■ DATA TO USE
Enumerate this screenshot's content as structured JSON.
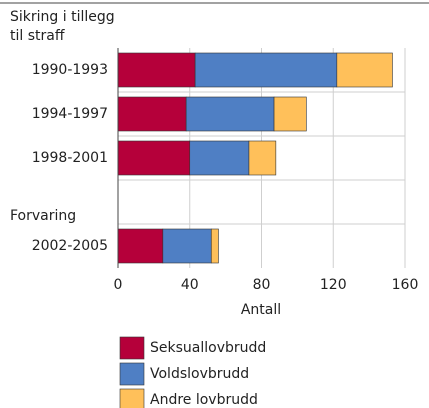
{
  "chart_data": {
    "type": "stacked-barh",
    "annotations": [
      "Sikring i tillegg",
      "til straff",
      "Forvaring"
    ],
    "categories": [
      "1990-1993",
      "1994-1997",
      "1998-2001",
      null,
      "2002-2005"
    ],
    "series": [
      {
        "name": "Seksuallovbrudd",
        "color": "#b5003a",
        "values": [
          43,
          38,
          40,
          null,
          25
        ]
      },
      {
        "name": "Voldslovbrudd",
        "color": "#4f7fc4",
        "values": [
          79,
          49,
          33,
          null,
          27
        ]
      },
      {
        "name": "Andre lovbrudd",
        "color": "#ffc05a",
        "values": [
          31,
          18,
          15,
          null,
          4
        ]
      }
    ],
    "xlabel": "Antall",
    "xlim": [
      0,
      160
    ],
    "xticks": [
      0,
      40,
      80,
      120,
      160
    ],
    "grid": true
  }
}
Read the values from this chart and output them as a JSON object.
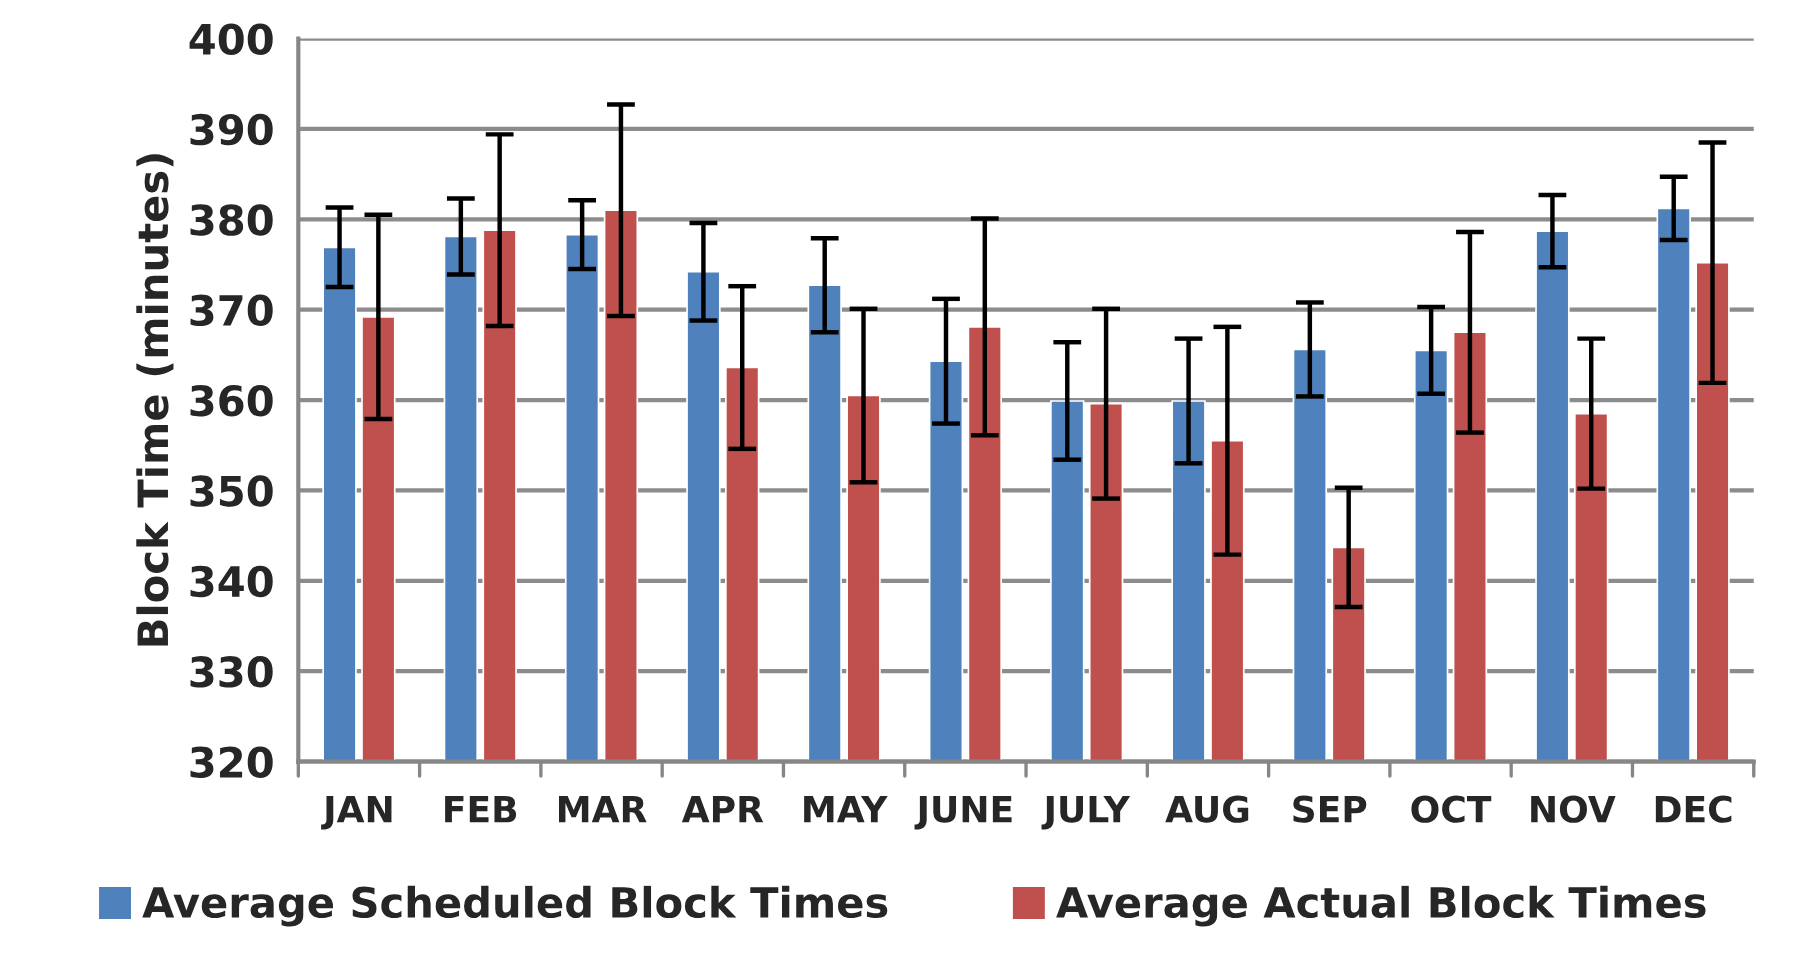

■ TASK OBJECTIVE
For the entries above, state how many lines contain the word "color". Provide the number by itself.

■ OUTPUT FOR THIS EXERCISE
3